▶ **Exercise objective**
Rewrite the lines below as a numbered list, from the first line through the line containing "button[interactable]: Show password <box>452 168", leaving out any blank lines.
· · · ·
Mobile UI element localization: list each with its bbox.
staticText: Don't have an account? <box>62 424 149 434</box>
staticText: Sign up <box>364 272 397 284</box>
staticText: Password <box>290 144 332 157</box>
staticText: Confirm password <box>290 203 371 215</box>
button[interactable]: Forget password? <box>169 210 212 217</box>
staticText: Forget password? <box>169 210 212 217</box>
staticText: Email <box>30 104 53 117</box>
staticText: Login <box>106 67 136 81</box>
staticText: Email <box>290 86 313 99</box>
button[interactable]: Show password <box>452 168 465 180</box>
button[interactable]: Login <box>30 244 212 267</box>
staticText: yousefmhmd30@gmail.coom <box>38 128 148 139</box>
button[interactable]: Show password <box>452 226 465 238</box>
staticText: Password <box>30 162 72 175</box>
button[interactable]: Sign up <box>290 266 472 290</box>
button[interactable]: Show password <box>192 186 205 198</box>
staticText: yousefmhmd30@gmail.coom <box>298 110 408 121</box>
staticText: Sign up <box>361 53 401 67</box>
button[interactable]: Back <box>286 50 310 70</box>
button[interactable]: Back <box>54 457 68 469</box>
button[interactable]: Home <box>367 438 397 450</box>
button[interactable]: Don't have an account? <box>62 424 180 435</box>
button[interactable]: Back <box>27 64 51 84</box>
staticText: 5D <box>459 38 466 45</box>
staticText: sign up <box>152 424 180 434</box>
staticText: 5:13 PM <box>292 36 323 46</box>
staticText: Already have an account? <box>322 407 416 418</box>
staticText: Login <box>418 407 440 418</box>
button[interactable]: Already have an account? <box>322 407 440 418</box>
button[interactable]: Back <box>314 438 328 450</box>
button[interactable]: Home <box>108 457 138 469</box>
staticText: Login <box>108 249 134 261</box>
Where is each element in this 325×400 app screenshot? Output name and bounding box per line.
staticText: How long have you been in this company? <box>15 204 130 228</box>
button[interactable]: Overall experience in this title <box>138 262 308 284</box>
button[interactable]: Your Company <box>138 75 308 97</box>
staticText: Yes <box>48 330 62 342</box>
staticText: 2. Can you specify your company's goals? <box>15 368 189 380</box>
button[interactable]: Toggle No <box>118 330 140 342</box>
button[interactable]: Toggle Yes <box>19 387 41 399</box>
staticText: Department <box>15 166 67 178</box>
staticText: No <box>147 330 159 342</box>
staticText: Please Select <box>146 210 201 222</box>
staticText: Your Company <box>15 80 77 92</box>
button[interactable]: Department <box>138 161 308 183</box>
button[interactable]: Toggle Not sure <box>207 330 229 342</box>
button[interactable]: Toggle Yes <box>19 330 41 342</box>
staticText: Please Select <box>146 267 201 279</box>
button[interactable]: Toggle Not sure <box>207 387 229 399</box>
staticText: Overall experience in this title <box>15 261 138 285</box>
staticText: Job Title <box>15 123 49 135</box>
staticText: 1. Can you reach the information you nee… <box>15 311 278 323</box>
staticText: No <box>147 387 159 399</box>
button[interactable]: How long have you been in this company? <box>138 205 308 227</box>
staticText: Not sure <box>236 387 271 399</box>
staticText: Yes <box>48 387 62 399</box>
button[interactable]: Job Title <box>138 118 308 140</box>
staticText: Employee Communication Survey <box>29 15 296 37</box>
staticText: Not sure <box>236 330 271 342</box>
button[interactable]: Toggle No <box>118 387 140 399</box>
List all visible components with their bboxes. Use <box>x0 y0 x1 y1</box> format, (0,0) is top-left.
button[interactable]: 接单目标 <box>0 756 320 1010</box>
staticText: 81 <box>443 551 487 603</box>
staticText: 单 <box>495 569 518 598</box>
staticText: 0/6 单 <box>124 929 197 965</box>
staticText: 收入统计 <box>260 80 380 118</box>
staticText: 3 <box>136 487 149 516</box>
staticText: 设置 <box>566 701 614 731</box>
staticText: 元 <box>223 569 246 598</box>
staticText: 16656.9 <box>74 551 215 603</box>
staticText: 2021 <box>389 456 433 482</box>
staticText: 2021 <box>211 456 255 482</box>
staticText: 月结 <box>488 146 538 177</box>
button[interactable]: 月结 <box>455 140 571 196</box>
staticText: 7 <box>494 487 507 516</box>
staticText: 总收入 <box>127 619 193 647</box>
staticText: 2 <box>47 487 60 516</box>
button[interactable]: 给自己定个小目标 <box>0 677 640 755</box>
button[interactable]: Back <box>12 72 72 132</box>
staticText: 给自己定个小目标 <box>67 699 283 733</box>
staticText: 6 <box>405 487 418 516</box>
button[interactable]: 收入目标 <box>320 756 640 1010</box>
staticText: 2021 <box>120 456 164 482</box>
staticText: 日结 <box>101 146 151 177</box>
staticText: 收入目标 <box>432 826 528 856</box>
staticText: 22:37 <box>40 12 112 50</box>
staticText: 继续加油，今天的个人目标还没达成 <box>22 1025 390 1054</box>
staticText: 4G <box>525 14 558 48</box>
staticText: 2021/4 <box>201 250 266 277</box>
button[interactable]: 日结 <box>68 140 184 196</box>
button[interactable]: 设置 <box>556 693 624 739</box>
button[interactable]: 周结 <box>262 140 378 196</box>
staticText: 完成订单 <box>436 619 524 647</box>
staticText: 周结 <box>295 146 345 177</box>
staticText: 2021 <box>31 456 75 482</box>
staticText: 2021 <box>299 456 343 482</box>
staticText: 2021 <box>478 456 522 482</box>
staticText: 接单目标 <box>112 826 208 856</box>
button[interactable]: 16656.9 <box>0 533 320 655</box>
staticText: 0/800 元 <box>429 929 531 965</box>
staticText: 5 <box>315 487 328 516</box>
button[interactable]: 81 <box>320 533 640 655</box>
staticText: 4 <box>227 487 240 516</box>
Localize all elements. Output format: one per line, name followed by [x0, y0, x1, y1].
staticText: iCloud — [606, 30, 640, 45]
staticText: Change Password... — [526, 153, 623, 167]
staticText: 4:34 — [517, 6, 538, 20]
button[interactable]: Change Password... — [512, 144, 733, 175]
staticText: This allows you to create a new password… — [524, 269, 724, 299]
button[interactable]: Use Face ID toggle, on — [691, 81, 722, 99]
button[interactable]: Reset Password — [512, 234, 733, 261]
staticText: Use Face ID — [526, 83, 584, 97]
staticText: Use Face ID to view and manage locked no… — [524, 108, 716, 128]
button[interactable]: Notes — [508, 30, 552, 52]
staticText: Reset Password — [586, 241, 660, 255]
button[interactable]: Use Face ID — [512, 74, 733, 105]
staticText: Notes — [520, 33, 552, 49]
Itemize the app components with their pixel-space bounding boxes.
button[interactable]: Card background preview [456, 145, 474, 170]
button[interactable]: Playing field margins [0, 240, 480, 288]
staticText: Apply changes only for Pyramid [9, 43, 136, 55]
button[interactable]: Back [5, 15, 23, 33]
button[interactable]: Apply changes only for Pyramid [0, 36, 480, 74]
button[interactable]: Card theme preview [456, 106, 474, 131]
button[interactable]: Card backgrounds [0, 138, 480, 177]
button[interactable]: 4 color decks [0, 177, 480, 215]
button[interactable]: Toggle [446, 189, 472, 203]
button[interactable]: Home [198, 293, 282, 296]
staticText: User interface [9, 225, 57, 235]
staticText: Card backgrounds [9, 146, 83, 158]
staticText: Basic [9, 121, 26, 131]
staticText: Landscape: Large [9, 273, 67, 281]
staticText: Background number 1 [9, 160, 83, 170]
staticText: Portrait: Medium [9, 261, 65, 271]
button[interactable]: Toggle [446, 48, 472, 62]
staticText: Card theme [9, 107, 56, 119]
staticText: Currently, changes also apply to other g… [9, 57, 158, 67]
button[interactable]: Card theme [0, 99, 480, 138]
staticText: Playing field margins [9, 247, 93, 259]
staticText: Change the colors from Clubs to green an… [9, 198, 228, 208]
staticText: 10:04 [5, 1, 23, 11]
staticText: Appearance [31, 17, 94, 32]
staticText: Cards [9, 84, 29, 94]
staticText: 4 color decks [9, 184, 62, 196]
· · · ·
▶ **Expected answer**
1. Mobile UI element localization: list each with its bbox.
2. staticText: Don't have an account? <box>62 424 149 434</box>
3. staticText: Sign up <box>364 272 397 284</box>
4. staticText: Password <box>290 144 332 157</box>
5. staticText: Confirm password <box>290 203 371 215</box>
6. button[interactable]: Forget password? <box>169 210 212 217</box>
7. staticText: Forget password? <box>169 210 212 217</box>
8. staticText: Email <box>30 104 53 117</box>
9. staticText: Login <box>106 67 136 81</box>
10. staticText: Email <box>290 86 313 99</box>
11. button[interactable]: Show password <box>452 168 465 180</box>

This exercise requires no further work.